Scan the data for "cónsules" and copy the lines it appears in.
── Material for this exercise ──
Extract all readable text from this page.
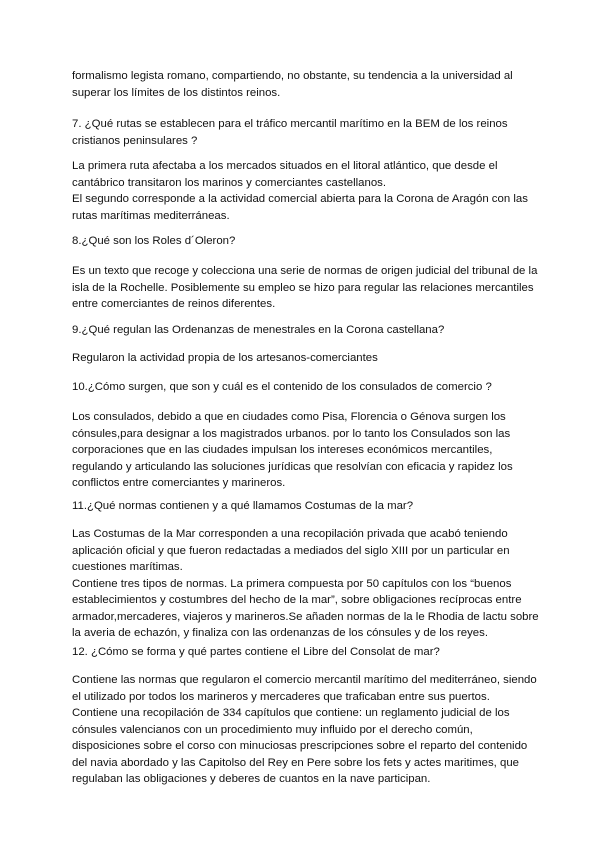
formalismo legista romano, compartiendo, no obstante, su tendencia a la universidad al
superar los límites de los distintos reinos.

7. ¿Qué rutas se establecen para el tráfico mercantil marítimo en la BEM de los reinos
cristianos peninsulares ?

La primera ruta afectaba a los mercados situados en el litoral atlántico, que desde el
cantábrico transitaron los marinos y comerciantes castellanos.
El segundo corresponde a la actividad comercial abierta para la Corona de Aragón con las
rutas marítimas mediterráneas.

8.¿Qué son los Roles d´Oleron?

Es un texto que recoge y colecciona una serie de normas de origen judicial del tribunal de la
isla de la Rochelle. Posiblemente su empleo se hizo para regular las relaciones mercantiles
entre comerciantes de reinos diferentes.

9.¿Qué regulan las Ordenanzas de menestrales en la Corona castellana?

Regularon la actividad propia de los artesanos-comerciantes

10.¿Cómo surgen, que son y cuál es el contenido de los consulados de comercio ?

Los consulados, debido a que en ciudades como Pisa, Florencia o Génova surgen los
cónsules,para designar a los magistrados urbanos. por lo tanto los Consulados son las
corporaciones que en las ciudades impulsan los intereses económicos mercantiles,
regulando y articulando las soluciones jurídicas que resolvían con eficacia y rapidez los
conflictos entre comerciantes y marineros.

11.¿Qué normas contienen y a qué llamamos Costumas de la mar?

Las Costumas de la Mar corresponden a una recopilación privada que acabó teniendo
aplicación oficial y que fueron redactadas a mediados del siglo XIII por un particular en
cuestiones marítimas.
Contiene tres tipos de normas. La primera compuesta por 50 capítulos con los “buenos
establecimientos y costumbres del hecho de la mar”, sobre obligaciones recíprocas entre
armador,mercaderes, viajeros y marineros.Se añaden normas de la le Rhodia de lactu sobre
la averia de echazón, y finaliza con las ordenanzas de los cónsules y de los reyes.

12. ¿Cómo se forma y qué partes contiene el Libre del Consolat de mar?

Contiene las normas que regularon el comercio mercantil marítimo del mediterráneo, siendo
el utilizado por todos los marineros y mercaderes que traficaban entre sus puertos.
Contiene una recopilación de 334 capítulos que contiene: un reglamento judicial de los
cónsules valencianos con un procedimiento muy influido por el derecho común,
disposiciones sobre el corso con minuciosas prescripciones sobre el reparto del contenido
del navia abordado y las Capitolso del Rey en Pere sobre los fets y actes maritimes, que
regulaban las obligaciones y deberes de cuantos en la nave participan.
───
▸ **Reply**:
cónsules,para designar a los magistrados urbanos. por lo tanto los Consulados son las
la averia de echazón, y finaliza con las ordenanzas de los cónsules y de los reyes.
cónsules valencianos con un procedimiento muy influido por el derecho común,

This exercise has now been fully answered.